BEGIN Task material

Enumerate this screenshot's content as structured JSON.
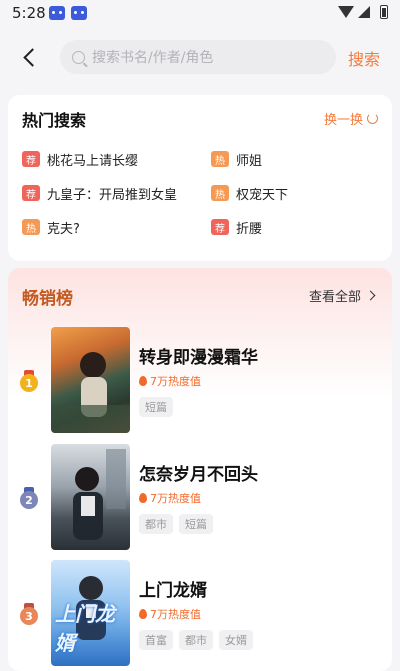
{
  "status_bar": {
    "time": "5:28"
  },
  "search": {
    "placeholder": "搜索书名/作者/角色",
    "submit_label": "搜索"
  },
  "hot_search": {
    "title": "热门搜索",
    "refresh_label": "换一换",
    "items": [
      {
        "tag": "荐",
        "tag_type": "recommend",
        "label": "桃花马上请长缨"
      },
      {
        "tag": "热",
        "tag_type": "hot",
        "label": "师姐"
      },
      {
        "tag": "荐",
        "tag_type": "recommend",
        "label": "九皇子：开局推到女皇"
      },
      {
        "tag": "热",
        "tag_type": "hot",
        "label": "权宠天下"
      },
      {
        "tag": "热",
        "tag_type": "hot",
        "label": "克夫?"
      },
      {
        "tag": "荐",
        "tag_type": "recommend",
        "label": "折腰"
      }
    ]
  },
  "bestseller": {
    "title": "畅销榜",
    "view_all_label": "查看全部",
    "books": [
      {
        "rank": "1",
        "title": "转身即漫漫霜华",
        "heat": "7万热度值",
        "tags": [
          "短篇"
        ],
        "cover_text": ""
      },
      {
        "rank": "2",
        "title": "怎奈岁月不回头",
        "heat": "7万热度值",
        "tags": [
          "都市",
          "短篇"
        ],
        "cover_text": ""
      },
      {
        "rank": "3",
        "title": "上门龙婿",
        "heat": "7万热度值",
        "tags": [
          "首富",
          "都市",
          "女婿"
        ],
        "cover_text": "上门龙婿"
      }
    ]
  },
  "colors": {
    "accent": "#f47b3c",
    "recommend_tag": "#f0645c",
    "hot_tag": "#f59a55",
    "rank_title": "#c45a22",
    "medal_gold": "#f2b21c",
    "medal_silver": "#7c86b8",
    "medal_bronze": "#e8875a"
  }
}
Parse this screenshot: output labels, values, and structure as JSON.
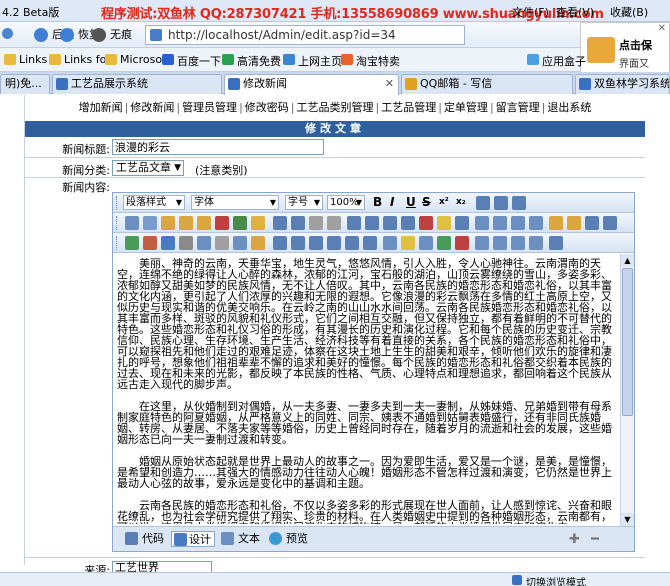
{
  "browser": {
    "app_title": "4.2 Beta版",
    "promo_text": "程序测试:双鱼林 QQ:287307421 手机:13558690869 www.shuangyulin.com",
    "menu": [
      "文件(F)",
      "查看(V)",
      "收藏(B)"
    ],
    "nav": {
      "back": "后退",
      "forward": "恢复",
      "no_record": "无痕"
    },
    "url": "http://localhost/Admin/edit.asp?id=34",
    "bookmarks": [
      "Links",
      "Links fo",
      "Microso",
      "百度一下",
      "高清免费",
      "上网主页",
      "淘宝特卖",
      "应用盒子"
    ],
    "tabs": [
      {
        "label": "明)免...",
        "active": false
      },
      {
        "label": "工艺品展示系统",
        "active": false
      },
      {
        "label": "修改新闻",
        "active": true
      },
      {
        "label": "QQ邮箱 - 写信",
        "active": false
      },
      {
        "label": "双鱼林学习系统",
        "active": false
      }
    ],
    "popup": {
      "line1": "点击保",
      "line2": "界面又"
    },
    "status_mode": "切换浏览模式"
  },
  "admin_nav": [
    "增加新闻",
    "修改新闻",
    "管理员管理",
    "修改密码",
    "工艺品类别管理",
    "工艺品管理",
    "定单管理",
    "留言管理",
    "退出系统"
  ],
  "form": {
    "header": "修改文章",
    "title_label": "新闻标题:",
    "title_value": "浪漫的彩云",
    "category_label": "新闻分类:",
    "category_value": "工艺品文章",
    "category_hint": "(注意类别)",
    "content_label": "新闻内容:",
    "source_label": "来源:",
    "source_value": "工艺世界"
  },
  "editor": {
    "paragraph_style": "段落样式",
    "font": "字体",
    "font_size": "字号",
    "zoom": "100%",
    "modes": [
      "代码",
      "设计",
      "文本",
      "预览"
    ],
    "active_mode": "设计",
    "paragraphs": [
      "美丽、神奇的云南，天垂华宝，地生灵气，悠悠风情，引人入胜，令人心驰神往。云南渭南的天空，连绵不绝的绿得让人心醉的森林，浓郁的江河，宝石般的湖泊，山顶云雾缭绕的雪山，多姿多彩、浓郁如醇又甜美如梦的民族风情，无不让人倍叹。其中，云南各民族的婚恋形态和婚恋礼俗，以其丰富的文化内涵，更引起了人们浓厚的兴趣和无限的遐想。它像浪漫的彩云飘荡在多情的红土高原上空，又似历史与现实和谐的优美交响乐。在云岭之南的山山水水间回荡。云南各民族婚恋形态和婚恋礼俗，以其丰富而多样、斑驳的风貌和礼仪形式，它们之间相互交融，但又保持独立，都有着鲜明的不可替代的特色。这些婚恋形态和礼仪习俗的形成，有其漫长的历史和演化过程。它和每个民族的历史变迁、宗教信仰、民族心理、生存环境、生产生活、经济科技等有着直接的关系，各个民族的婚恋形态和礼俗中，可以窥探祖先和他们走过的艰难足迹，体察在这块土地上生生的甜美和艰辛，倾听他们欢乐的旋律和凄扎的呼号，想象他们祖祖辈辈不懈的追求和美好的憧憬。每个民族的婚恋形态和礼俗都交织着本民族的过去、现在和未来的光影，都反映了本民族的性格、气质、心理特点和理想追求，都回响着这个民族从远古走入现代的脚步声。",
      "在这里，从伙婚制到对偶婚，从一夫多妻、一妻多夫到一夫一妻制，从姊妹婚、兄弟婚到带有母系制家庭特色的阿夏婚姻，从严格意义上的同姓、同宗、姨表不通婚到姑舅表婚盛行，还有非同氏族婚姻、转房、从妻居、不落夫家等等婚俗，历史上曾经同时存在，随着岁月的流逝和社会的发展，这些婚姻形态已向一夫一妻制过渡和转变。",
      "婚姻从原始状态起就是世界上最动人的故事之一。因为爱即生活，爱又是一个谜，是美，是憧憬，是希望和创造力……其强大的情感动力往往动人心魄！婚姻形态不管怎样过渡和演变，它仍然是世界上最动人心弦的故事，爱永远是变化中的基调和主题。",
      "云南各民族的婚恋形态和礼俗，不仅以多姿多彩的形式展现在世人面前，让人感到惊诧、兴奋和眼花缭乱，也为社会学研究提供了翔实、珍贵的材料。在人类婚姻史中提到的各种婚姻形态，云南都有，可以说，这里是人类婚姻史和婚姻发展演化史的博物馆，是一部活的人类婚姻发展史和演化史。"
    ]
  }
}
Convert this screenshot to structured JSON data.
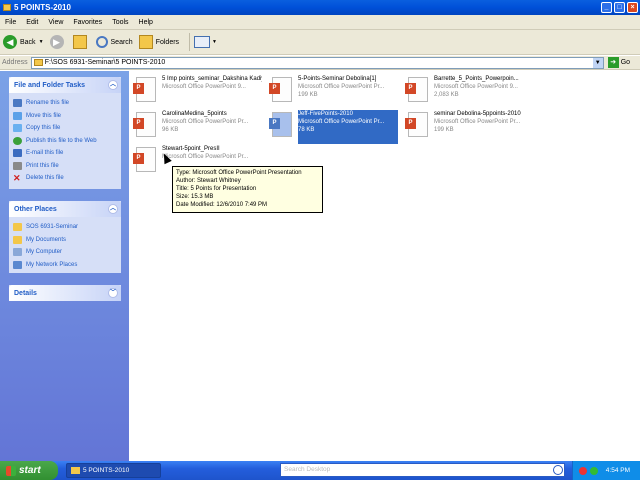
{
  "window": {
    "title": "5 POINTS-2010"
  },
  "menu": [
    "File",
    "Edit",
    "View",
    "Favorites",
    "Tools",
    "Help"
  ],
  "toolbar": {
    "back": "Back",
    "search": "Search",
    "folders": "Folders"
  },
  "address": {
    "label": "Address",
    "path": "F:\\SOS 6931-Seminar\\5 POINTS-2010",
    "go": "Go"
  },
  "tasks_panel": {
    "title": "File and Folder Tasks",
    "items": [
      "Rename this file",
      "Move this file",
      "Copy this file",
      "Publish this file to the Web",
      "E-mail this file",
      "Print this file",
      "Delete this file"
    ]
  },
  "places_panel": {
    "title": "Other Places",
    "items": [
      "SOS 6931-Seminar",
      "My Documents",
      "My Computer",
      "My Network Places"
    ]
  },
  "details_panel": {
    "title": "Details"
  },
  "files": [
    {
      "name": "5 Imp points_seminar_Dakshina Kadiyala-2010",
      "line2": "Microsoft Office PowerPoint 9...",
      "size": ""
    },
    {
      "name": "5-Points-Seminar Debolina[1]",
      "line2": "Microsoft Office PowerPoint Pr...",
      "size": "199 KB"
    },
    {
      "name": "Barrette_5_Points_Powerpoin...",
      "line2": "Microsoft Office PowerPoint 9...",
      "size": "2,083 KB"
    },
    {
      "name": "CarolinaMedina_5points",
      "line2": "Microsoft Office PowerPoint Pr...",
      "size": "96 KB"
    },
    {
      "name": "Jeff-FivePoints-2010",
      "line2": "Microsoft Office PowerPoint Pr...",
      "size": "78 KB"
    },
    {
      "name": "seminar Debolina-5ppoints-2010",
      "line2": "Microsoft Office PowerPoint Pr...",
      "size": "199 KB"
    },
    {
      "name": "Stewart-5point_PresII",
      "line2": "Microsoft Office PowerPoint Pr...",
      "size": ""
    }
  ],
  "tooltip": {
    "type": "Type: Microsoft Office PowerPoint Presentation",
    "author": "Author: Stewart Whitney",
    "title": "Title: 5 Points for Presentation",
    "size": "Size: 15.3 MB",
    "modified": "Date Modified: 12/6/2010 7:49 PM"
  },
  "taskbar": {
    "start": "start",
    "window_button": "5 POINTS-2010",
    "search_placeholder": "Search Desktop",
    "clock": "4:54 PM"
  },
  "colors": {
    "titlebar": "#0050d8",
    "sidebar": "#7ba2e7",
    "selection": "#316ac5",
    "taskbar": "#245edc",
    "start": "#318f31"
  }
}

END Task material

Aim
Each line with the string "this" in it needs to be found and copied.

Exercise result
Enumerate this screenshot's content as structured JSON.
Parse this screenshot: output labels, values, and structure as JSON.
Convert this screenshot to structured JSON data.
      "Rename this file",
      "Move this file",
      "Copy this file",
      "Publish this file to the Web",
      "E-mail this file",
      "Print this file",
      "Delete this file"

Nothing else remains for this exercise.